Of the lines in this material, how many contain "step"? Answer with a single number only.
═════ RECORD EXTRACTS
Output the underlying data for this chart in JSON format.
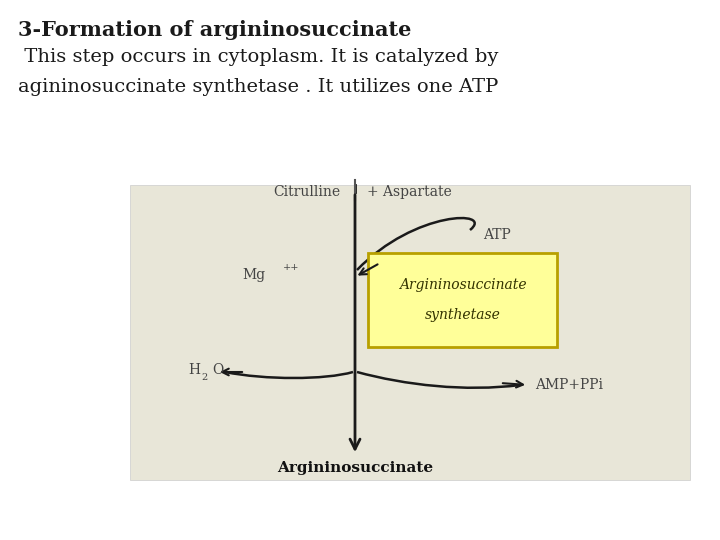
{
  "title_line1": "3-Formation of argininosuccinate",
  "title_line2": " This step occurs in cytoplasm. It is catalyzed by",
  "title_line3": "agininosuccinate synthetase . It utilizes one ATP",
  "bg_color": "#ffffff",
  "diagram_bg": "#e8e6d8",
  "box_fill": "#ffff99",
  "box_edge": "#b8a000",
  "text_dark": "#1a1a1a",
  "arrow_color": "#1a1a1a",
  "label_color": "#444444"
}
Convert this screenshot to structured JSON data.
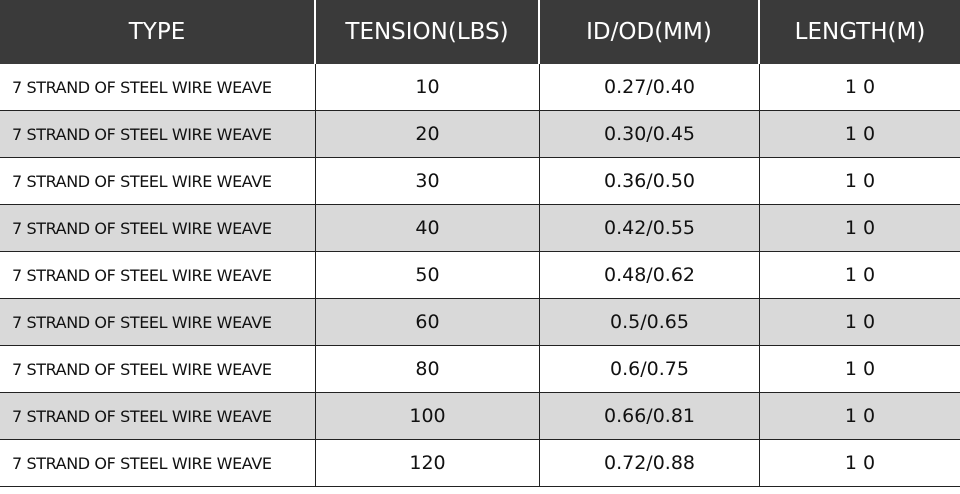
{
  "table": {
    "columns": [
      "TYPE",
      "TENSION(LBS)",
      "ID/OD(MM)",
      "LENGTH(M)"
    ],
    "rows": [
      [
        "7 STRAND OF STEEL WIRE WEAVE",
        "10",
        "0.27/0.40",
        "1 0"
      ],
      [
        "7 STRAND OF STEEL WIRE WEAVE",
        "20",
        "0.30/0.45",
        "1 0"
      ],
      [
        "7 STRAND OF STEEL WIRE WEAVE",
        "30",
        "0.36/0.50",
        "1 0"
      ],
      [
        "7 STRAND OF STEEL WIRE WEAVE",
        "40",
        "0.42/0.55",
        "1 0"
      ],
      [
        "7 STRAND OF STEEL WIRE WEAVE",
        "50",
        "0.48/0.62",
        "1 0"
      ],
      [
        "7 STRAND OF STEEL WIRE WEAVE",
        "60",
        "0.5/0.65",
        "1 0"
      ],
      [
        "7 STRAND OF STEEL WIRE WEAVE",
        "80",
        "0.6/0.75",
        "1 0"
      ],
      [
        "7 STRAND OF STEEL WIRE WEAVE",
        "100",
        "0.66/0.81",
        "1 0"
      ],
      [
        "7 STRAND OF STEEL WIRE WEAVE",
        "120",
        "0.72/0.88",
        "1 0"
      ]
    ]
  }
}
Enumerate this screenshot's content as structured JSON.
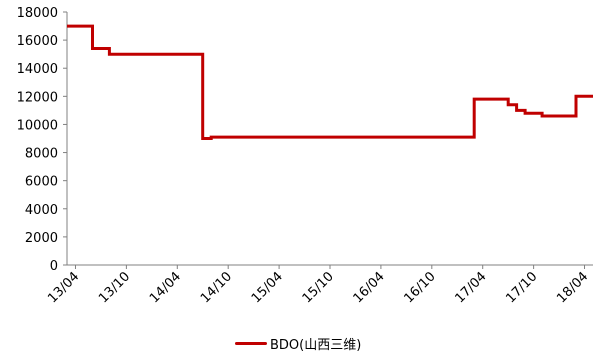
{
  "chart_data": {
    "type": "line",
    "title": "",
    "xlabel": "",
    "ylabel": "",
    "ylim": [
      0,
      18000
    ],
    "y_ticks": [
      0,
      2000,
      4000,
      6000,
      8000,
      10000,
      12000,
      14000,
      16000,
      18000
    ],
    "x_ticks": [
      "13/04",
      "13/10",
      "14/04",
      "14/10",
      "15/04",
      "15/10",
      "16/04",
      "16/10",
      "17/04",
      "17/10",
      "18/04"
    ],
    "x_range": [
      "2013-03",
      "2018-05"
    ],
    "grid": false,
    "legend_position": "bottom",
    "series": [
      {
        "name": "BDO(山西三维)",
        "color": "#c00000",
        "step": true,
        "points": [
          [
            "2013-03",
            17000
          ],
          [
            "2013-06",
            15400
          ],
          [
            "2013-08",
            15000
          ],
          [
            "2014-07",
            9000
          ],
          [
            "2014-08",
            9100
          ],
          [
            "2017-03",
            11800
          ],
          [
            "2017-07",
            11400
          ],
          [
            "2017-08",
            11000
          ],
          [
            "2017-09",
            10800
          ],
          [
            "2017-11",
            10600
          ],
          [
            "2018-03",
            12000
          ],
          [
            "2018-05",
            12000
          ]
        ]
      }
    ]
  }
}
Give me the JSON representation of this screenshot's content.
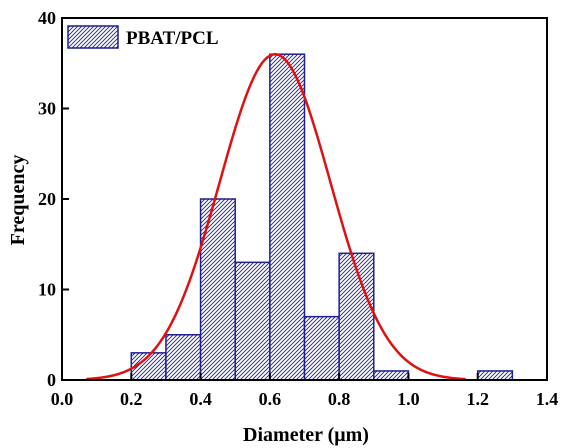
{
  "chart_data": {
    "type": "bar",
    "series": [
      {
        "name": "PBAT/PCL",
        "bins": [
          {
            "x0": 0.2,
            "x1": 0.3,
            "value": 3
          },
          {
            "x0": 0.3,
            "x1": 0.4,
            "value": 5
          },
          {
            "x0": 0.4,
            "x1": 0.5,
            "value": 20
          },
          {
            "x0": 0.5,
            "x1": 0.6,
            "value": 13
          },
          {
            "x0": 0.6,
            "x1": 0.7,
            "value": 36
          },
          {
            "x0": 0.7,
            "x1": 0.8,
            "value": 7
          },
          {
            "x0": 0.8,
            "x1": 0.9,
            "value": 14
          },
          {
            "x0": 0.9,
            "x1": 1.0,
            "value": 1
          },
          {
            "x0": 1.2,
            "x1": 1.3,
            "value": 1
          }
        ],
        "color": "#1f1f8f"
      }
    ],
    "fit_curve": {
      "type": "gaussian",
      "color": "#e01010",
      "x_range": [
        0.07,
        1.165
      ],
      "peak_x": 0.615,
      "peak_y": 36,
      "sigma": 0.16
    },
    "xlabel": "Diameter (μm)",
    "ylabel": "Frequency",
    "xlim": [
      0.0,
      1.4
    ],
    "ylim": [
      0,
      40
    ],
    "xticks": [
      "0.0",
      "0.2",
      "0.4",
      "0.6",
      "0.8",
      "1.0",
      "1.2",
      "1.4"
    ],
    "yticks": [
      "0",
      "10",
      "20",
      "30",
      "40"
    ],
    "legend": {
      "placement": "top-left",
      "label": "PBAT/PCL"
    },
    "grid": false
  }
}
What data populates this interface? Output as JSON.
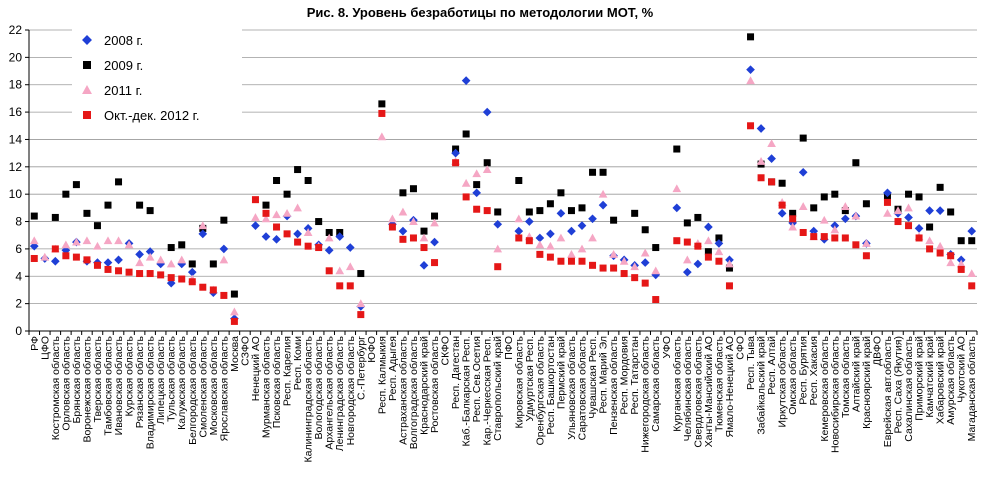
{
  "chart_data": {
    "type": "scatter",
    "title": "Рис. 8. Уровень безработицы по методологии МОТ, %",
    "xlabel": "",
    "ylabel": "",
    "ylim": [
      0,
      22
    ],
    "yticks": [
      0,
      2,
      4,
      6,
      8,
      10,
      12,
      14,
      16,
      18,
      20,
      22
    ],
    "grid": "horizontal",
    "legend_position": "top-left",
    "categories": [
      "РФ",
      "ЦФО",
      "Костромская область",
      "Орловская область",
      "Брянская область",
      "Воронежская область",
      "Тверская область",
      "Тамбовская область",
      "Ивановская область",
      "Курская область",
      "Рязанская область",
      "Владимирская область",
      "Липецкая область",
      "Тульская область",
      "Калужская область",
      "Белгородская область",
      "Смоленская область",
      "Московская область",
      "Ярославская область",
      "Москва",
      "СЗФО",
      "Ненецкий АО",
      "Мурманская область",
      "Псковская область",
      "Респ. Карелия",
      "Респ. Коми",
      "Калининградская область",
      "Вологодская область",
      "Архангельская область",
      "Ленинградская область",
      "Новгородская область",
      "С.-Петербург",
      "ЮФО",
      "Респ. Калмыкия",
      "Респ. Адыгея",
      "Астраханская область",
      "Волгоградская область",
      "Краснодарский край",
      "Ростовская область",
      "СКФО",
      "Респ. Дагестан",
      "Каб.-Балкарская Респ.",
      "Респ. Сев.Осетия",
      "Кар.-Черкесская Респ.",
      "Ставропольский край",
      "ПФО",
      "Кировская область",
      "Удмуртская Респ.",
      "Оренбургская область",
      "Респ. Башкортостан",
      "Пермский край",
      "Ульяновская область",
      "Саратовская область",
      "Чувашская Респ.",
      "Респ. Марий Эл",
      "Пензенская область",
      "Респ. Мордовия",
      "Респ. Татарстан",
      "Нижегородская область",
      "Самарская область",
      "УФО",
      "Курганская область",
      "Челябинская область",
      "Свердловская область",
      "Ханты-Мансийский АО",
      "Тюменская область",
      "Ямало-Ненецкий АО",
      "СФО",
      "Респ. Тыва",
      "Забайкальский край",
      "Респ. Алтай",
      "Иркутская область",
      "Омская область",
      "Респ. Бурятия",
      "Респ. Хакасия",
      "Кемеровская область",
      "Новосибирская область",
      "Томская область",
      "Алтайский край",
      "Красноярский край",
      "ДВФО",
      "Еврейская авт.область",
      "Респ. Саха (Якутия)",
      "Сахалинская область",
      "Приморский край",
      "Камчатский край",
      "Хабаровский край",
      "Амурская область",
      "Чукотский АО",
      "Магаданская область"
    ],
    "series": [
      {
        "name": "2008 г.",
        "marker": "diamond",
        "color": "#1f3fd6",
        "values": [
          6.2,
          5.3,
          5.1,
          5.9,
          6.5,
          5.1,
          5.0,
          5.0,
          5.2,
          6.4,
          5.6,
          5.8,
          4.9,
          3.5,
          4.9,
          4.3,
          7.1,
          2.8,
          6.0,
          0.9,
          null,
          7.7,
          6.9,
          6.7,
          8.4,
          7.1,
          7.5,
          6.3,
          5.9,
          6.9,
          6.1,
          1.8,
          null,
          null,
          7.8,
          7.3,
          8.1,
          4.8,
          6.5,
          null,
          13.0,
          18.3,
          10.1,
          16.0,
          7.8,
          null,
          7.3,
          8.0,
          6.8,
          7.1,
          8.6,
          7.3,
          7.7,
          8.2,
          9.2,
          5.5,
          5.2,
          4.8,
          5.0,
          4.1,
          null,
          9.0,
          4.3,
          4.9,
          7.6,
          6.4,
          5.2,
          null,
          19.1,
          14.8,
          12.6,
          8.6,
          7.9,
          11.6,
          7.3,
          6.7,
          7.7,
          8.2,
          8.4,
          6.4,
          null,
          10.1,
          8.6,
          8.3,
          7.5,
          8.8,
          8.8,
          5.6,
          5.2,
          7.3
        ]
      },
      {
        "name": "2009 г.",
        "marker": "square",
        "color": "#000000",
        "values": [
          8.4,
          null,
          8.3,
          10.0,
          10.7,
          8.6,
          7.7,
          9.2,
          10.9,
          null,
          9.2,
          8.8,
          null,
          6.1,
          6.3,
          4.9,
          7.5,
          4.9,
          8.1,
          2.7,
          null,
          null,
          9.2,
          11.0,
          10.0,
          11.8,
          11.0,
          8.0,
          7.2,
          7.2,
          null,
          4.2,
          null,
          16.6,
          null,
          10.1,
          10.4,
          7.3,
          8.4,
          null,
          13.3,
          14.4,
          10.7,
          12.3,
          8.7,
          null,
          11.0,
          8.7,
          8.8,
          9.3,
          10.1,
          8.8,
          9.0,
          11.6,
          11.6,
          8.1,
          null,
          8.6,
          7.4,
          6.1,
          null,
          13.3,
          7.9,
          8.3,
          5.8,
          6.8,
          4.6,
          null,
          21.5,
          12.2,
          10.9,
          10.8,
          8.6,
          14.1,
          9.0,
          9.8,
          10.0,
          8.8,
          12.3,
          9.3,
          null,
          9.8,
          8.9,
          10.0,
          9.8,
          7.6,
          10.5,
          8.7,
          6.6,
          6.6
        ]
      },
      {
        "name": "2011 г.",
        "marker": "triangle",
        "color": "#f5a6c4",
        "values": [
          6.6,
          5.4,
          6.0,
          6.3,
          6.5,
          6.6,
          6.2,
          6.6,
          6.6,
          6.3,
          5.0,
          5.4,
          5.2,
          4.9,
          5.2,
          3.8,
          7.7,
          3.0,
          5.2,
          1.4,
          null,
          8.3,
          8.2,
          8.5,
          8.6,
          9.0,
          7.2,
          6.2,
          6.8,
          4.4,
          4.7,
          2.0,
          null,
          14.2,
          8.2,
          8.7,
          8.0,
          6.8,
          7.9,
          null,
          12.4,
          10.8,
          11.5,
          11.8,
          6.0,
          null,
          8.2,
          6.9,
          6.3,
          6.2,
          6.8,
          5.6,
          6.0,
          6.8,
          10.0,
          5.6,
          5.1,
          4.7,
          5.7,
          4.4,
          null,
          10.4,
          5.2,
          6.4,
          6.6,
          5.8,
          4.9,
          null,
          18.3,
          12.4,
          13.7,
          9.4,
          7.6,
          9.1,
          6.9,
          8.1,
          7.4,
          9.1,
          8.4,
          6.4,
          null,
          8.6,
          8.8,
          9.0,
          6.9,
          6.6,
          6.2,
          5.0,
          4.9,
          4.2
        ]
      },
      {
        "name": "Окт.-дек. 2012 г.",
        "marker": "square",
        "color": "#e51717",
        "values": [
          5.3,
          null,
          6.0,
          5.5,
          5.4,
          5.2,
          4.8,
          4.5,
          4.4,
          4.3,
          4.2,
          4.2,
          4.1,
          3.9,
          3.8,
          3.6,
          3.2,
          3.0,
          2.6,
          0.7,
          null,
          9.6,
          8.6,
          7.6,
          7.1,
          6.5,
          6.2,
          6.1,
          4.4,
          3.3,
          3.3,
          1.2,
          null,
          15.9,
          7.6,
          6.7,
          6.8,
          6.1,
          5.0,
          null,
          12.3,
          9.8,
          8.9,
          8.8,
          4.7,
          null,
          6.8,
          6.6,
          5.6,
          5.4,
          5.1,
          5.1,
          5.1,
          4.8,
          4.6,
          4.6,
          4.2,
          3.9,
          3.5,
          2.3,
          null,
          6.6,
          6.5,
          6.2,
          5.4,
          5.1,
          3.3,
          null,
          15.0,
          11.2,
          10.9,
          9.2,
          8.2,
          7.2,
          6.9,
          6.9,
          6.8,
          6.8,
          6.3,
          5.5,
          null,
          9.4,
          8.0,
          7.7,
          6.8,
          6.0,
          5.7,
          5.5,
          4.5,
          3.3
        ]
      }
    ]
  }
}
══════════
▸ **REPLY TO THE TASK**
2